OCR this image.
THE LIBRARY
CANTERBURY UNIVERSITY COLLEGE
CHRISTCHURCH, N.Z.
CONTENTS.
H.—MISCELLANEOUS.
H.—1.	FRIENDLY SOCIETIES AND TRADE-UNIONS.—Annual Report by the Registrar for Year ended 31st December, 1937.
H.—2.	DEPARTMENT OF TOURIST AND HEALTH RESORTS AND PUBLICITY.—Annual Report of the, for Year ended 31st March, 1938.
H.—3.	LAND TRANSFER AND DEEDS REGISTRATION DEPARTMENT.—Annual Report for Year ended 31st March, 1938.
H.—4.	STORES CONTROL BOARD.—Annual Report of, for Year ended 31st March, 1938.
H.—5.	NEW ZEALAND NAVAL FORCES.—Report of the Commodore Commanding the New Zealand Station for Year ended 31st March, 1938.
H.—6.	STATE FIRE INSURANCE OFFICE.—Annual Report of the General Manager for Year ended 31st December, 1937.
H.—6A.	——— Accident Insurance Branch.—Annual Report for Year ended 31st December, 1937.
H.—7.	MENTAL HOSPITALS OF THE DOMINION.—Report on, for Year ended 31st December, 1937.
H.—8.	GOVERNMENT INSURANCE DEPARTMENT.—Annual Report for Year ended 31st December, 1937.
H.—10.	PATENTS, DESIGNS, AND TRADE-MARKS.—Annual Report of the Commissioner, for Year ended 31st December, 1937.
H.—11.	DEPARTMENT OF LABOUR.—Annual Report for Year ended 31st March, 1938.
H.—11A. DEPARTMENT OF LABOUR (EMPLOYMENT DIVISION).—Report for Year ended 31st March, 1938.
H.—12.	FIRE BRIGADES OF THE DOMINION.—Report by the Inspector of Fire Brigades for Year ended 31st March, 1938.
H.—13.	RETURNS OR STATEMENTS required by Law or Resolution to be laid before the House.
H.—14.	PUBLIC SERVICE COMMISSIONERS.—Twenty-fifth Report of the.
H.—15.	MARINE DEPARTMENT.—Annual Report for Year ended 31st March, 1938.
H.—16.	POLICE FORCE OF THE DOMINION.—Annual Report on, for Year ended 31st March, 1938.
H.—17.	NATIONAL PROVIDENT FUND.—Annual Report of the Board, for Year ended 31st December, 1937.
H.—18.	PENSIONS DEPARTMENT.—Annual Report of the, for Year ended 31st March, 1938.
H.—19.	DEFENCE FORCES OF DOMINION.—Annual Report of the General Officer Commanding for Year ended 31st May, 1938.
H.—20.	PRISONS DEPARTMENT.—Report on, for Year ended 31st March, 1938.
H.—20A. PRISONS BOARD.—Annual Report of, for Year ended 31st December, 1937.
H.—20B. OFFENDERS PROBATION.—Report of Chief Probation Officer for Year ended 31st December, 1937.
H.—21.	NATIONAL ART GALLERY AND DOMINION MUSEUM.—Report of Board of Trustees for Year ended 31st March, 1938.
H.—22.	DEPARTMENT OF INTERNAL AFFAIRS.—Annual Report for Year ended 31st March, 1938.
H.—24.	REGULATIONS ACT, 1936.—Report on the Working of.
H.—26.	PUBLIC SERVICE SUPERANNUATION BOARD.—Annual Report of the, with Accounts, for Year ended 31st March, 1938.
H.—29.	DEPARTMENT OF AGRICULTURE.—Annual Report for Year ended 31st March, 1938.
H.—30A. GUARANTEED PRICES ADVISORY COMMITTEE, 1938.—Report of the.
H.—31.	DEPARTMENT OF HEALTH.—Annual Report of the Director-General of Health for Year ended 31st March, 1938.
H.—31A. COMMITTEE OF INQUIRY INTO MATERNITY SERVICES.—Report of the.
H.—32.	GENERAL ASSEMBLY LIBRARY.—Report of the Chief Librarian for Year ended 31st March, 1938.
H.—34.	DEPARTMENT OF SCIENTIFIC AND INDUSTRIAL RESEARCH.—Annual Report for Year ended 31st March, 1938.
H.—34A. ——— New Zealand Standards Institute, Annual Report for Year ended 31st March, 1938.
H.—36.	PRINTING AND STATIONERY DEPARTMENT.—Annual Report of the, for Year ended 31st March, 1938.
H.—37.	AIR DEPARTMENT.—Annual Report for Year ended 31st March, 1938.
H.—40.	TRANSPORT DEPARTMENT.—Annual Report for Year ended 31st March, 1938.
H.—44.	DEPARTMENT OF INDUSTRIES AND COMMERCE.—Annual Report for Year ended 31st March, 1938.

**Given exercise:** Set down all of the data above, word for word.

**Reply to the exercise:**
OCR this image.
THE LIBRARY
CANTERBURY UNIVERSITY COLLEGE
CHRISTCHURCH, N.Z.
CONTENTS.
H.—MISCELLANEOUS.
H.—1.	FRIENDLY SOCIETIES AND TRADE-UNIONS.—Annual Report by the Registrar for Year ended 31st December, 1937.
H.—2.	DEPARTMENT OF TOURIST AND HEALTH RESORTS AND PUBLICITY.—Annual Report of the, for Year ended 31st March, 1938.
H.—3.	LAND TRANSFER AND DEEDS REGISTRATION DEPARTMENT.—Annual Report for Year ended 31st March, 1938.
H.—4.	STORES CONTROL BOARD.—Annual Report of, for Year ended 31st March, 1938.
H.—5.	NEW ZEALAND NAVAL FORCES.—Report of the Commodore Commanding the New Zealand Station for Year ended 31st March, 1938.
H.—6.	STATE FIRE INSURANCE OFFICE.—Annual Report of the General Manager for Year ended 31st December, 1937.
H.—6A.	——— Accident Insurance Branch.—Annual Report for Year ended 31st December, 1937.
H.—7.	MENTAL HOSPITALS OF THE DOMINION.—Report on, for Year ended 31st December, 1937.
H.—8.	GOVERNMENT INSURANCE DEPARTMENT.—Annual Report for Year ended 31st December, 1937.
H.—10.	PATENTS, DESIGNS, AND TRADE-MARKS.—Annual Report of the Commissioner, for Year ended 31st December, 1937.
H.—11.	DEPARTMENT OF LABOUR.—Annual Report for Year ended 31st March, 1938.
H.—11A. DEPARTMENT OF LABOUR (EMPLOYMENT DIVISION).—Report for Year ended 31st March, 1938.
H.—12.	FIRE BRIGADES OF THE DOMINION.—Report by the Inspector of Fire Brigades for Year ended 31st March, 1938.
H.—13.	RETURNS OR STATEMENTS required by Law or Resolution to be laid before the House.
H.—14.	PUBLIC SERVICE COMMISSIONERS.—Twenty-fifth Report of the.
H.—15.	MARINE DEPARTMENT.—Annual Report for Year ended 31st March, 1938.
H.—16.	POLICE FORCE OF THE DOMINION.—Annual Report on, for Year ended 31st March, 1938.
H.—17.	NATIONAL PROVIDENT FUND.—Annual Report of the Board, for Year ended 31st December, 1937.
H.—18.	PENSIONS DEPARTMENT.—Annual Report of the, for Year ended 31st March, 1938.
H.—19.	DEFENCE FORCES OF DOMINION.—Annual Report of the General Officer Commanding for Year ended 31st May, 1938.
H.—20.	PRISONS DEPARTMENT.—Report on, for Year ended 31st March, 1938.
H.—20A. PRISONS BOARD.—Annual Report of, for Year ended 31st December, 1937.
H.—20B. OFFENDERS PROBATION.—Report of Chief Probation Officer for Year ended 31st December, 1937.
H.—21.	NATIONAL ART GALLERY AND DOMINION MUSEUM.—Report of Board of Trustees for Year ended 31st March, 1938.
H.—22.	DEPARTMENT OF INTERNAL AFFAIRS.—Annual Report for Year ended 31st March, 1938.
H.—24.	REGULATIONS ACT, 1936.—Report on the Working of.
H.—26.	PUBLIC SERVICE SUPERANNUATION BOARD.—Annual Report of the, with Accounts, for Year ended 31st March, 1938.
H.—29.	DEPARTMENT OF AGRICULTURE.—Annual Report for Year ended 31st March, 1938.
H.—30A. GUARANTEED PRICES ADVISORY COMMITTEE, 1938.—Report of the.
H.—31.	DEPARTMENT OF HEALTH.—Annual Report of the Director-General of Health for Year ended 31st March, 1938.
H.—31A. COMMITTEE OF INQUIRY INTO MATERNITY SERVICES.—Report of the.
H.—32.	GENERAL ASSEMBLY LIBRARY.—Report of the Chief Librarian for Year ended 31st March, 1938.
H.—34.	DEPARTMENT OF SCIENTIFIC AND INDUSTRIAL RESEARCH.—Annual Report for Year ended 31st March, 1938.
H.—34A. ——— New Zealand Standards Institute, Annual Report for Year ended 31st March, 1938.
H.—36.	PRINTING AND STATIONERY DEPARTMENT.—Annual Report of the, for Year ended 31st March, 1938.
H.—37.	AIR DEPARTMENT.—Annual Report for Year ended 31st March, 1938.
H.—40.	TRANSPORT DEPARTMENT.—Annual Report for Year ended 31st March, 1938.
H.—44.	DEPARTMENT OF INDUSTRIES AND COMMERCE.—Annual Report for Year ended 31st March, 1938.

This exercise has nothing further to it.